----- Supplied records

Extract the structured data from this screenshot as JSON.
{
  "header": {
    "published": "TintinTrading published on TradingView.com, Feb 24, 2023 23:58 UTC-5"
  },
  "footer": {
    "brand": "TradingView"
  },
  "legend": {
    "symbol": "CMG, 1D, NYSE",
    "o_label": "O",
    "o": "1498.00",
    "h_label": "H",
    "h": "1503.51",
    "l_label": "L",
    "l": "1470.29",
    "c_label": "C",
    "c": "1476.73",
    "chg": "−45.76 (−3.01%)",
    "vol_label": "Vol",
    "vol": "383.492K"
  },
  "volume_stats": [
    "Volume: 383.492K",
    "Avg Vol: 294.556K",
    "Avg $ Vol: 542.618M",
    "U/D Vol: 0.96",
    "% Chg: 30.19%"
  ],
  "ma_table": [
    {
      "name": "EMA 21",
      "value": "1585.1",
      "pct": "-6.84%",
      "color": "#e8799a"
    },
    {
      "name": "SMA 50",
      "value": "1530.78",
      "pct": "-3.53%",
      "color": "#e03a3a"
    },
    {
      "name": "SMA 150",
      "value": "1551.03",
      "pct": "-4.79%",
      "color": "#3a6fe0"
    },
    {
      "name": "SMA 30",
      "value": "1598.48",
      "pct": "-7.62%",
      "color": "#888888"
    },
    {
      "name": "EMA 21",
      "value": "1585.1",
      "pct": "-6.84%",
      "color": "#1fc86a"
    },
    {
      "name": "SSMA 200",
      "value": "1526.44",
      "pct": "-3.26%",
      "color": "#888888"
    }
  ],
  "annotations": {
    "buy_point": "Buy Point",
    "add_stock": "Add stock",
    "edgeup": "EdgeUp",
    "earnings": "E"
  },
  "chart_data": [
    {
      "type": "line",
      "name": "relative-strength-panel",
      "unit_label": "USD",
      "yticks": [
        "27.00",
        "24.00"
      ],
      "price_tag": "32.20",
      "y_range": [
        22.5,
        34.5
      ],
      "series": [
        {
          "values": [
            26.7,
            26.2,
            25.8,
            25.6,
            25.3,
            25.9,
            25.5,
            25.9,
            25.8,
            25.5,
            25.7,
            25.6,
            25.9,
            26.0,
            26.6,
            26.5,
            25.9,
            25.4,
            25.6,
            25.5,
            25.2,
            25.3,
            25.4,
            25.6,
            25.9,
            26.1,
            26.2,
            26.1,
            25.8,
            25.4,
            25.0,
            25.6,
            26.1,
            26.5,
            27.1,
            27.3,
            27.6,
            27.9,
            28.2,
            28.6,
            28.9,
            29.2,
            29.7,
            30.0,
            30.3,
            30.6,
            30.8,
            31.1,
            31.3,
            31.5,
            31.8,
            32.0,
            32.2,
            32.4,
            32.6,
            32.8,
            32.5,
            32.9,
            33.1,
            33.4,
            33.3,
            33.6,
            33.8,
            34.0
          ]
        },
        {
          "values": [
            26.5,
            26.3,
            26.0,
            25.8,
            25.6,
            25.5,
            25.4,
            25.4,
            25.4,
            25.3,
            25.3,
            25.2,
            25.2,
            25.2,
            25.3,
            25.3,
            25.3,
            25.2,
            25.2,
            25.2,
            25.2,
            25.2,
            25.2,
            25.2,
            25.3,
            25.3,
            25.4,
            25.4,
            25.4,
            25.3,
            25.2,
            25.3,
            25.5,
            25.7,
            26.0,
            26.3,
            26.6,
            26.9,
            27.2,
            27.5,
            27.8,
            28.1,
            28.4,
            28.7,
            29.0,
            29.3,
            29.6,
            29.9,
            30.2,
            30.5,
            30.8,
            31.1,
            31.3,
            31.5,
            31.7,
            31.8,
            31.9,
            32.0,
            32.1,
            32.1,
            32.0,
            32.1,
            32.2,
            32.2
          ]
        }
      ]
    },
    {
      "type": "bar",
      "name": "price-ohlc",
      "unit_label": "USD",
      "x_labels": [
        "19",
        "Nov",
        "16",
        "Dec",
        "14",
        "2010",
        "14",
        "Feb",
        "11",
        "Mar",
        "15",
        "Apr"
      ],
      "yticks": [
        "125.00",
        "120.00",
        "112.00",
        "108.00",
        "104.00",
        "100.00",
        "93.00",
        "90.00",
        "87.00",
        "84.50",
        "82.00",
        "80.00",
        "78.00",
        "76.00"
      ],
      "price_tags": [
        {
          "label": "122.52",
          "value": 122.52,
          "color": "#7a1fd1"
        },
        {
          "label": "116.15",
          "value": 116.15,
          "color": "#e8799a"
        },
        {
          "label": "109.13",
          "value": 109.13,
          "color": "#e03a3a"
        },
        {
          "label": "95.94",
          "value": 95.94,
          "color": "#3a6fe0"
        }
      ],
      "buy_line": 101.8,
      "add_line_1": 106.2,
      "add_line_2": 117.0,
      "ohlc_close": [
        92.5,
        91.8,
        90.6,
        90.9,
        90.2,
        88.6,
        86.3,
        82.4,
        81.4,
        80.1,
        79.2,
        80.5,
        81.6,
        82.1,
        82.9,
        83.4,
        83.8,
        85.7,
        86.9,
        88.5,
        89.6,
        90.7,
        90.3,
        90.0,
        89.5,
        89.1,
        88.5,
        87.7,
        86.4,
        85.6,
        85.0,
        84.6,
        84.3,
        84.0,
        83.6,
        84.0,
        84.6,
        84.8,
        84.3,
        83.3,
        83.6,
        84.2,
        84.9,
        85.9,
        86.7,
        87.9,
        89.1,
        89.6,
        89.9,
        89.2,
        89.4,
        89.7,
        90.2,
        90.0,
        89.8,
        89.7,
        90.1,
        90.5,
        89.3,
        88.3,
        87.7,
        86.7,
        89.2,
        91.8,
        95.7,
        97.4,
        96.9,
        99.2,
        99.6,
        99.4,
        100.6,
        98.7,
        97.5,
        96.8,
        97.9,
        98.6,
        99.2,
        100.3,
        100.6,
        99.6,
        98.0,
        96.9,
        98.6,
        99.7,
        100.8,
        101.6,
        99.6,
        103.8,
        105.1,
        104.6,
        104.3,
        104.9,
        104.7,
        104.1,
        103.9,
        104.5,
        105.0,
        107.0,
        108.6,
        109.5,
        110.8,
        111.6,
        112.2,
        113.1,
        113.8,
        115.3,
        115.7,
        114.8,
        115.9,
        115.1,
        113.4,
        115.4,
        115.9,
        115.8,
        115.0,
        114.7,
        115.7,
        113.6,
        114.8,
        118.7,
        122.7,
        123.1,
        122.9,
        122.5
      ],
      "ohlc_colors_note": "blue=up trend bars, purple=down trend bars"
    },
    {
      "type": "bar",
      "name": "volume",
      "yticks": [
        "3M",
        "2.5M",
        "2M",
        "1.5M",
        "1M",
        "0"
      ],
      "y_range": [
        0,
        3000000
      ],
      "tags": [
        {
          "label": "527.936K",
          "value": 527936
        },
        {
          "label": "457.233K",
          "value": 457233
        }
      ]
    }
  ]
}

----------

- **Challenge**
All of the data needs to be reproduced exactly, with no line missing.

- **Solved exercise**
Extract the structured data from this screenshot as JSON.
{
  "header": {
    "published": "TintinTrading published on TradingView.com, Feb 24, 2023 23:58 UTC-5"
  },
  "footer": {
    "brand": "TradingView"
  },
  "legend": {
    "symbol": "CMG, 1D, NYSE",
    "o_label": "O",
    "o": "1498.00",
    "h_label": "H",
    "h": "1503.51",
    "l_label": "L",
    "l": "1470.29",
    "c_label": "C",
    "c": "1476.73",
    "chg": "−45.76 (−3.01%)",
    "vol_label": "Vol",
    "vol": "383.492K"
  },
  "volume_stats": [
    "Volume: 383.492K",
    "Avg Vol: 294.556K",
    "Avg $ Vol: 542.618M",
    "U/D Vol: 0.96",
    "% Chg: 30.19%"
  ],
  "ma_table": [
    {
      "name": "EMA 21",
      "value": "1585.1",
      "pct": "-6.84%",
      "color": "#e8799a"
    },
    {
      "name": "SMA 50",
      "value": "1530.78",
      "pct": "-3.53%",
      "color": "#e03a3a"
    },
    {
      "name": "SMA 150",
      "value": "1551.03",
      "pct": "-4.79%",
      "color": "#3a6fe0"
    },
    {
      "name": "SMA 30",
      "value": "1598.48",
      "pct": "-7.62%",
      "color": "#888888"
    },
    {
      "name": "EMA 21",
      "value": "1585.1",
      "pct": "-6.84%",
      "color": "#1fc86a"
    },
    {
      "name": "SSMA 200",
      "value": "1526.44",
      "pct": "-3.26%",
      "color": "#888888"
    }
  ],
  "annotations": {
    "buy_point": "Buy Point",
    "add_stock": "Add stock",
    "edgeup": "EdgeUp",
    "earnings": "E"
  },
  "chart_data": [
    {
      "type": "line",
      "name": "relative-strength-panel",
      "unit_label": "USD",
      "yticks": [
        "27.00",
        "24.00"
      ],
      "price_tag": "32.20",
      "y_range": [
        22.5,
        34.5
      ],
      "series": [
        {
          "values": [
            26.7,
            26.2,
            25.8,
            25.6,
            25.3,
            25.9,
            25.5,
            25.9,
            25.8,
            25.5,
            25.7,
            25.6,
            25.9,
            26.0,
            26.6,
            26.5,
            25.9,
            25.4,
            25.6,
            25.5,
            25.2,
            25.3,
            25.4,
            25.6,
            25.9,
            26.1,
            26.2,
            26.1,
            25.8,
            25.4,
            25.0,
            25.6,
            26.1,
            26.5,
            27.1,
            27.3,
            27.6,
            27.9,
            28.2,
            28.6,
            28.9,
            29.2,
            29.7,
            30.0,
            30.3,
            30.6,
            30.8,
            31.1,
            31.3,
            31.5,
            31.8,
            32.0,
            32.2,
            32.4,
            32.6,
            32.8,
            32.5,
            32.9,
            33.1,
            33.4,
            33.3,
            33.6,
            33.8,
            34.0
          ]
        },
        {
          "values": [
            26.5,
            26.3,
            26.0,
            25.8,
            25.6,
            25.5,
            25.4,
            25.4,
            25.4,
            25.3,
            25.3,
            25.2,
            25.2,
            25.2,
            25.3,
            25.3,
            25.3,
            25.2,
            25.2,
            25.2,
            25.2,
            25.2,
            25.2,
            25.2,
            25.3,
            25.3,
            25.4,
            25.4,
            25.4,
            25.3,
            25.2,
            25.3,
            25.5,
            25.7,
            26.0,
            26.3,
            26.6,
            26.9,
            27.2,
            27.5,
            27.8,
            28.1,
            28.4,
            28.7,
            29.0,
            29.3,
            29.6,
            29.9,
            30.2,
            30.5,
            30.8,
            31.1,
            31.3,
            31.5,
            31.7,
            31.8,
            31.9,
            32.0,
            32.1,
            32.1,
            32.0,
            32.1,
            32.2,
            32.2
          ]
        }
      ]
    },
    {
      "type": "bar",
      "name": "price-ohlc",
      "unit_label": "USD",
      "x_labels": [
        "19",
        "Nov",
        "16",
        "Dec",
        "14",
        "2010",
        "14",
        "Feb",
        "11",
        "Mar",
        "15",
        "Apr"
      ],
      "yticks": [
        "125.00",
        "120.00",
        "112.00",
        "108.00",
        "104.00",
        "100.00",
        "93.00",
        "90.00",
        "87.00",
        "84.50",
        "82.00",
        "80.00",
        "78.00",
        "76.00"
      ],
      "price_tags": [
        {
          "label": "122.52",
          "value": 122.52,
          "color": "#7a1fd1"
        },
        {
          "label": "116.15",
          "value": 116.15,
          "color": "#e8799a"
        },
        {
          "label": "109.13",
          "value": 109.13,
          "color": "#e03a3a"
        },
        {
          "label": "95.94",
          "value": 95.94,
          "color": "#3a6fe0"
        }
      ],
      "buy_line": 101.8,
      "add_line_1": 106.2,
      "add_line_2": 117.0,
      "ohlc_close": [
        92.5,
        91.8,
        90.6,
        90.9,
        90.2,
        88.6,
        86.3,
        82.4,
        81.4,
        80.1,
        79.2,
        80.5,
        81.6,
        82.1,
        82.9,
        83.4,
        83.8,
        85.7,
        86.9,
        88.5,
        89.6,
        90.7,
        90.3,
        90.0,
        89.5,
        89.1,
        88.5,
        87.7,
        86.4,
        85.6,
        85.0,
        84.6,
        84.3,
        84.0,
        83.6,
        84.0,
        84.6,
        84.8,
        84.3,
        83.3,
        83.6,
        84.2,
        84.9,
        85.9,
        86.7,
        87.9,
        89.1,
        89.6,
        89.9,
        89.2,
        89.4,
        89.7,
        90.2,
        90.0,
        89.8,
        89.7,
        90.1,
        90.5,
        89.3,
        88.3,
        87.7,
        86.7,
        89.2,
        91.8,
        95.7,
        97.4,
        96.9,
        99.2,
        99.6,
        99.4,
        100.6,
        98.7,
        97.5,
        96.8,
        97.9,
        98.6,
        99.2,
        100.3,
        100.6,
        99.6,
        98.0,
        96.9,
        98.6,
        99.7,
        100.8,
        101.6,
        99.6,
        103.8,
        105.1,
        104.6,
        104.3,
        104.9,
        104.7,
        104.1,
        103.9,
        104.5,
        105.0,
        107.0,
        108.6,
        109.5,
        110.8,
        111.6,
        112.2,
        113.1,
        113.8,
        115.3,
        115.7,
        114.8,
        115.9,
        115.1,
        113.4,
        115.4,
        115.9,
        115.8,
        115.0,
        114.7,
        115.7,
        113.6,
        114.8,
        118.7,
        122.7,
        123.1,
        122.9,
        122.5
      ],
      "ohlc_colors_note": "blue=up trend bars, purple=down trend bars"
    },
    {
      "type": "bar",
      "name": "volume",
      "yticks": [
        "3M",
        "2.5M",
        "2M",
        "1.5M",
        "1M",
        "0"
      ],
      "y_range": [
        0,
        3000000
      ],
      "tags": [
        {
          "label": "527.936K",
          "value": 527936
        },
        {
          "label": "457.233K",
          "value": 457233
        }
      ]
    }
  ]
}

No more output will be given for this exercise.